Entries with figure data —
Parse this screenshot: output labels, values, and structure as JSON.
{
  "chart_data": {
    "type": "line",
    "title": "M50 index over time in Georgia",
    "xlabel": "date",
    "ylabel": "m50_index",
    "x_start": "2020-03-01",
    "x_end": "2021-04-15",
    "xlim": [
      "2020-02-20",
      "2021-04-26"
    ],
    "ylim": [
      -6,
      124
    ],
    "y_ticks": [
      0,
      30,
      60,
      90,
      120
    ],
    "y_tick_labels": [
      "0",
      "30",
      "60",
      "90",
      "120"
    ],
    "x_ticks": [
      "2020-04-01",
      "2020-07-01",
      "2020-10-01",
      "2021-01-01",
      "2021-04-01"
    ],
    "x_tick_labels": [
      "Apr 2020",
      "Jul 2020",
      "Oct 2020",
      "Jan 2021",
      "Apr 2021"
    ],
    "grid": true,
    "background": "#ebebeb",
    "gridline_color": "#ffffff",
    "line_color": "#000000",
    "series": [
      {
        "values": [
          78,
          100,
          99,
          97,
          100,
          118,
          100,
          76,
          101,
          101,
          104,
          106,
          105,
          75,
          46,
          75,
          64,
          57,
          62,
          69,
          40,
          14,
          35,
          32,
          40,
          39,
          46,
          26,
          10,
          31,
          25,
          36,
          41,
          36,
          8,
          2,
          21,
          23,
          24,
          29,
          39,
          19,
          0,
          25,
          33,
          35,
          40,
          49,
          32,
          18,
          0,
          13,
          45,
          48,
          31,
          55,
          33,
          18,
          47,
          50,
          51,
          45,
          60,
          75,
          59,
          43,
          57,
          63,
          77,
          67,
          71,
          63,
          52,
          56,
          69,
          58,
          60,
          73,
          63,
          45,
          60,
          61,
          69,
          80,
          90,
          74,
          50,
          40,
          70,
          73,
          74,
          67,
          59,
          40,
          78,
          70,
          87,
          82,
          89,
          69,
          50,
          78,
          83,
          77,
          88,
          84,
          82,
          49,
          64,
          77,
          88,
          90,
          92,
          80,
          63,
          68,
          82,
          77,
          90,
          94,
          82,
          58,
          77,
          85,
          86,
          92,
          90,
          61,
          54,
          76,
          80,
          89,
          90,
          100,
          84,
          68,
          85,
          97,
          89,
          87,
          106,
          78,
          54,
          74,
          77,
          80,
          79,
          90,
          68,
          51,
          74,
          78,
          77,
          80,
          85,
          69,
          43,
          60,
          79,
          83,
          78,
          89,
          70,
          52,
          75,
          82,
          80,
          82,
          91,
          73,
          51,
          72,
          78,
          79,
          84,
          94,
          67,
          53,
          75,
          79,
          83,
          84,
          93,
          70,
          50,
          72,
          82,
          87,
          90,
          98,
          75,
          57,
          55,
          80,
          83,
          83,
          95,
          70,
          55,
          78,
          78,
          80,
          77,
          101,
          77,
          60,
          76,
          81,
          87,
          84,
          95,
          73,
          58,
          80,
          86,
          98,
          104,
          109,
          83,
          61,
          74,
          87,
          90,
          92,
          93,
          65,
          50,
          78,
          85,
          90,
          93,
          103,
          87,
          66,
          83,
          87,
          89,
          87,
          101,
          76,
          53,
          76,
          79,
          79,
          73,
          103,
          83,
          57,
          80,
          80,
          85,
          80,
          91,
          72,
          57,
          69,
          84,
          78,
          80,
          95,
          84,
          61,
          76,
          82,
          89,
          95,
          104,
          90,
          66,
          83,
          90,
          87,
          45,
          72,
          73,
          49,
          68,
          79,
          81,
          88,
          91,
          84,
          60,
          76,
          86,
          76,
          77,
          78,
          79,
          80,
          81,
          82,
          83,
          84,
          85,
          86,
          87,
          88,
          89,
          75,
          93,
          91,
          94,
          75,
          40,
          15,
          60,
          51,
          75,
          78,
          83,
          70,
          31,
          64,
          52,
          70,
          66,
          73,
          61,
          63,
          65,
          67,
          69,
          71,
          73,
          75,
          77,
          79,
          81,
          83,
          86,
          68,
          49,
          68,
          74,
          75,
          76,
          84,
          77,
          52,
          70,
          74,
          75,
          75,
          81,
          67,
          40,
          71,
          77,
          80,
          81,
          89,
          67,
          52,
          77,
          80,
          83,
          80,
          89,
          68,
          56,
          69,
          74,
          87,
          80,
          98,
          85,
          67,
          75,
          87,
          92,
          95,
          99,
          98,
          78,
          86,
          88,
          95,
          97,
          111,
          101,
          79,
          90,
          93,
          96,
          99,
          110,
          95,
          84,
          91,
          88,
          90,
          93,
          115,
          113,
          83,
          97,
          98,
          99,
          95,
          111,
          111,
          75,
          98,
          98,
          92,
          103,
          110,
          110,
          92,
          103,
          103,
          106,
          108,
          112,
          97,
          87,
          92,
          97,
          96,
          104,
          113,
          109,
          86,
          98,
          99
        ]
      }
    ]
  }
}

WHAT THIS TASK INVOLVES — Set down the entries above again, word for word.

FULL RESPONSE —
Parse this screenshot: output labels, values, and structure as JSON.
{
  "chart_data": {
    "type": "line",
    "title": "M50 index over time in Georgia",
    "xlabel": "date",
    "ylabel": "m50_index",
    "x_start": "2020-03-01",
    "x_end": "2021-04-15",
    "xlim": [
      "2020-02-20",
      "2021-04-26"
    ],
    "ylim": [
      -6,
      124
    ],
    "y_ticks": [
      0,
      30,
      60,
      90,
      120
    ],
    "y_tick_labels": [
      "0",
      "30",
      "60",
      "90",
      "120"
    ],
    "x_ticks": [
      "2020-04-01",
      "2020-07-01",
      "2020-10-01",
      "2021-01-01",
      "2021-04-01"
    ],
    "x_tick_labels": [
      "Apr 2020",
      "Jul 2020",
      "Oct 2020",
      "Jan 2021",
      "Apr 2021"
    ],
    "grid": true,
    "background": "#ebebeb",
    "gridline_color": "#ffffff",
    "line_color": "#000000",
    "series": [
      {
        "values": [
          78,
          100,
          99,
          97,
          100,
          118,
          100,
          76,
          101,
          101,
          104,
          106,
          105,
          75,
          46,
          75,
          64,
          57,
          62,
          69,
          40,
          14,
          35,
          32,
          40,
          39,
          46,
          26,
          10,
          31,
          25,
          36,
          41,
          36,
          8,
          2,
          21,
          23,
          24,
          29,
          39,
          19,
          0,
          25,
          33,
          35,
          40,
          49,
          32,
          18,
          0,
          13,
          45,
          48,
          31,
          55,
          33,
          18,
          47,
          50,
          51,
          45,
          60,
          75,
          59,
          43,
          57,
          63,
          77,
          67,
          71,
          63,
          52,
          56,
          69,
          58,
          60,
          73,
          63,
          45,
          60,
          61,
          69,
          80,
          90,
          74,
          50,
          40,
          70,
          73,
          74,
          67,
          59,
          40,
          78,
          70,
          87,
          82,
          89,
          69,
          50,
          78,
          83,
          77,
          88,
          84,
          82,
          49,
          64,
          77,
          88,
          90,
          92,
          80,
          63,
          68,
          82,
          77,
          90,
          94,
          82,
          58,
          77,
          85,
          86,
          92,
          90,
          61,
          54,
          76,
          80,
          89,
          90,
          100,
          84,
          68,
          85,
          97,
          89,
          87,
          106,
          78,
          54,
          74,
          77,
          80,
          79,
          90,
          68,
          51,
          74,
          78,
          77,
          80,
          85,
          69,
          43,
          60,
          79,
          83,
          78,
          89,
          70,
          52,
          75,
          82,
          80,
          82,
          91,
          73,
          51,
          72,
          78,
          79,
          84,
          94,
          67,
          53,
          75,
          79,
          83,
          84,
          93,
          70,
          50,
          72,
          82,
          87,
          90,
          98,
          75,
          57,
          55,
          80,
          83,
          83,
          95,
          70,
          55,
          78,
          78,
          80,
          77,
          101,
          77,
          60,
          76,
          81,
          87,
          84,
          95,
          73,
          58,
          80,
          86,
          98,
          104,
          109,
          83,
          61,
          74,
          87,
          90,
          92,
          93,
          65,
          50,
          78,
          85,
          90,
          93,
          103,
          87,
          66,
          83,
          87,
          89,
          87,
          101,
          76,
          53,
          76,
          79,
          79,
          73,
          103,
          83,
          57,
          80,
          80,
          85,
          80,
          91,
          72,
          57,
          69,
          84,
          78,
          80,
          95,
          84,
          61,
          76,
          82,
          89,
          95,
          104,
          90,
          66,
          83,
          90,
          87,
          45,
          72,
          73,
          49,
          68,
          79,
          81,
          88,
          91,
          84,
          60,
          76,
          86,
          76,
          77,
          78,
          79,
          80,
          81,
          82,
          83,
          84,
          85,
          86,
          87,
          88,
          89,
          75,
          93,
          91,
          94,
          75,
          40,
          15,
          60,
          51,
          75,
          78,
          83,
          70,
          31,
          64,
          52,
          70,
          66,
          73,
          61,
          63,
          65,
          67,
          69,
          71,
          73,
          75,
          77,
          79,
          81,
          83,
          86,
          68,
          49,
          68,
          74,
          75,
          76,
          84,
          77,
          52,
          70,
          74,
          75,
          75,
          81,
          67,
          40,
          71,
          77,
          80,
          81,
          89,
          67,
          52,
          77,
          80,
          83,
          80,
          89,
          68,
          56,
          69,
          74,
          87,
          80,
          98,
          85,
          67,
          75,
          87,
          92,
          95,
          99,
          98,
          78,
          86,
          88,
          95,
          97,
          111,
          101,
          79,
          90,
          93,
          96,
          99,
          110,
          95,
          84,
          91,
          88,
          90,
          93,
          115,
          113,
          83,
          97,
          98,
          99,
          95,
          111,
          111,
          75,
          98,
          98,
          92,
          103,
          110,
          110,
          92,
          103,
          103,
          106,
          108,
          112,
          97,
          87,
          92,
          97,
          96,
          104,
          113,
          109,
          86,
          98,
          99
        ]
      }
    ]
  }
}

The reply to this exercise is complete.